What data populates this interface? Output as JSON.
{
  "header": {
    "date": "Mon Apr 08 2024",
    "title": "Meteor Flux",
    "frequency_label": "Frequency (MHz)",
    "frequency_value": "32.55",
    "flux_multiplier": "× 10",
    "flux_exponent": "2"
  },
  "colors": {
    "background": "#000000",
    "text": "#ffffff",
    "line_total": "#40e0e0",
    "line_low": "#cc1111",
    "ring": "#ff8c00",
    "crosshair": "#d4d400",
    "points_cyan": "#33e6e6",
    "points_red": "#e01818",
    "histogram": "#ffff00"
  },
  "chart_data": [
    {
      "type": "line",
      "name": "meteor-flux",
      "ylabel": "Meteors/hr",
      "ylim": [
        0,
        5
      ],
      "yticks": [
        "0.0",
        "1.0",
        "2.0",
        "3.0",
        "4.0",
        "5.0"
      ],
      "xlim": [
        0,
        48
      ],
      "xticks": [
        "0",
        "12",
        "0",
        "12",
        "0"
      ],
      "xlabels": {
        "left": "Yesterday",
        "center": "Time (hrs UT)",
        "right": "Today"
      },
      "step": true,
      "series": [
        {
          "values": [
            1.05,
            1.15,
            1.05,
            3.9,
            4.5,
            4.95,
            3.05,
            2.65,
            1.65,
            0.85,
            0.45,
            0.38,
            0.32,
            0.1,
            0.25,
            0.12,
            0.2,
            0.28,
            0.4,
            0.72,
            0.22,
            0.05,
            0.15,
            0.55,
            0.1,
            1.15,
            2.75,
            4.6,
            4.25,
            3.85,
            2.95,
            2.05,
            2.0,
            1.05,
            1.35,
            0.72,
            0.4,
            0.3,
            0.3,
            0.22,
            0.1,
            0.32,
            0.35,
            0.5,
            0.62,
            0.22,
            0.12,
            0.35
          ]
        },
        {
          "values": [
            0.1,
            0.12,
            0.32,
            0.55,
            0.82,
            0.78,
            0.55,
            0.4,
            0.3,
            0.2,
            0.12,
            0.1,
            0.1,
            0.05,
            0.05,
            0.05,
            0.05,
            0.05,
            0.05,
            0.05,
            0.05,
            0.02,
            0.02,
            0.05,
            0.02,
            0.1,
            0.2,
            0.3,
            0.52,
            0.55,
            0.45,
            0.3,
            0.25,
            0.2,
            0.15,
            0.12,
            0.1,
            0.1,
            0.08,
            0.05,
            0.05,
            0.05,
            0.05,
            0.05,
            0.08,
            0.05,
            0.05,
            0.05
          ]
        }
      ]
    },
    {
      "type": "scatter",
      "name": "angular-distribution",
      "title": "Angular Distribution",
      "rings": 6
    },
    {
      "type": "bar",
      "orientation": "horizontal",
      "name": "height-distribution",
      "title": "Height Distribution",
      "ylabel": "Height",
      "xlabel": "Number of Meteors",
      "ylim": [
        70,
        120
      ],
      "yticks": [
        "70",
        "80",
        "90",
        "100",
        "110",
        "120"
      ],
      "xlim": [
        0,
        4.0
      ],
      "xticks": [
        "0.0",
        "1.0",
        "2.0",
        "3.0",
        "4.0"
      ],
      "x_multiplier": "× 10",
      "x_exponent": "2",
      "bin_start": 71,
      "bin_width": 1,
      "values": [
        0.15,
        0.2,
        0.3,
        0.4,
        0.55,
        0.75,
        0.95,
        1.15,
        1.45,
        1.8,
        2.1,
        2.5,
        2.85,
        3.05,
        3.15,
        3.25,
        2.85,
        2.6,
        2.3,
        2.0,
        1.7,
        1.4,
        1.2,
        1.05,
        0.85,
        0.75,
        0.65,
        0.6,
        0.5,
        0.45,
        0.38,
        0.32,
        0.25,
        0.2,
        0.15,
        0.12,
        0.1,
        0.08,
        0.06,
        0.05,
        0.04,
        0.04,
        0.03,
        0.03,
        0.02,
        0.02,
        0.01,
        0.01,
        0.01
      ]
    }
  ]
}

# # # #

The problem
Repeat the data precisely, line by line.

Exercise response
What data populates this interface? Output as JSON.
{
  "header": {
    "date": "Mon Apr 08 2024",
    "title": "Meteor Flux",
    "frequency_label": "Frequency (MHz)",
    "frequency_value": "32.55",
    "flux_multiplier": "× 10",
    "flux_exponent": "2"
  },
  "colors": {
    "background": "#000000",
    "text": "#ffffff",
    "line_total": "#40e0e0",
    "line_low": "#cc1111",
    "ring": "#ff8c00",
    "crosshair": "#d4d400",
    "points_cyan": "#33e6e6",
    "points_red": "#e01818",
    "histogram": "#ffff00"
  },
  "chart_data": [
    {
      "type": "line",
      "name": "meteor-flux",
      "ylabel": "Meteors/hr",
      "ylim": [
        0,
        5
      ],
      "yticks": [
        "0.0",
        "1.0",
        "2.0",
        "3.0",
        "4.0",
        "5.0"
      ],
      "xlim": [
        0,
        48
      ],
      "xticks": [
        "0",
        "12",
        "0",
        "12",
        "0"
      ],
      "xlabels": {
        "left": "Yesterday",
        "center": "Time (hrs UT)",
        "right": "Today"
      },
      "step": true,
      "series": [
        {
          "values": [
            1.05,
            1.15,
            1.05,
            3.9,
            4.5,
            4.95,
            3.05,
            2.65,
            1.65,
            0.85,
            0.45,
            0.38,
            0.32,
            0.1,
            0.25,
            0.12,
            0.2,
            0.28,
            0.4,
            0.72,
            0.22,
            0.05,
            0.15,
            0.55,
            0.1,
            1.15,
            2.75,
            4.6,
            4.25,
            3.85,
            2.95,
            2.05,
            2.0,
            1.05,
            1.35,
            0.72,
            0.4,
            0.3,
            0.3,
            0.22,
            0.1,
            0.32,
            0.35,
            0.5,
            0.62,
            0.22,
            0.12,
            0.35
          ]
        },
        {
          "values": [
            0.1,
            0.12,
            0.32,
            0.55,
            0.82,
            0.78,
            0.55,
            0.4,
            0.3,
            0.2,
            0.12,
            0.1,
            0.1,
            0.05,
            0.05,
            0.05,
            0.05,
            0.05,
            0.05,
            0.05,
            0.05,
            0.02,
            0.02,
            0.05,
            0.02,
            0.1,
            0.2,
            0.3,
            0.52,
            0.55,
            0.45,
            0.3,
            0.25,
            0.2,
            0.15,
            0.12,
            0.1,
            0.1,
            0.08,
            0.05,
            0.05,
            0.05,
            0.05,
            0.05,
            0.08,
            0.05,
            0.05,
            0.05
          ]
        }
      ]
    },
    {
      "type": "scatter",
      "name": "angular-distribution",
      "title": "Angular Distribution",
      "rings": 6
    },
    {
      "type": "bar",
      "orientation": "horizontal",
      "name": "height-distribution",
      "title": "Height Distribution",
      "ylabel": "Height",
      "xlabel": "Number of Meteors",
      "ylim": [
        70,
        120
      ],
      "yticks": [
        "70",
        "80",
        "90",
        "100",
        "110",
        "120"
      ],
      "xlim": [
        0,
        4.0
      ],
      "xticks": [
        "0.0",
        "1.0",
        "2.0",
        "3.0",
        "4.0"
      ],
      "x_multiplier": "× 10",
      "x_exponent": "2",
      "bin_start": 71,
      "bin_width": 1,
      "values": [
        0.15,
        0.2,
        0.3,
        0.4,
        0.55,
        0.75,
        0.95,
        1.15,
        1.45,
        1.8,
        2.1,
        2.5,
        2.85,
        3.05,
        3.15,
        3.25,
        2.85,
        2.6,
        2.3,
        2.0,
        1.7,
        1.4,
        1.2,
        1.05,
        0.85,
        0.75,
        0.65,
        0.6,
        0.5,
        0.45,
        0.38,
        0.32,
        0.25,
        0.2,
        0.15,
        0.12,
        0.1,
        0.08,
        0.06,
        0.05,
        0.04,
        0.04,
        0.03,
        0.03,
        0.02,
        0.02,
        0.01,
        0.01,
        0.01
      ]
    }
  ]
}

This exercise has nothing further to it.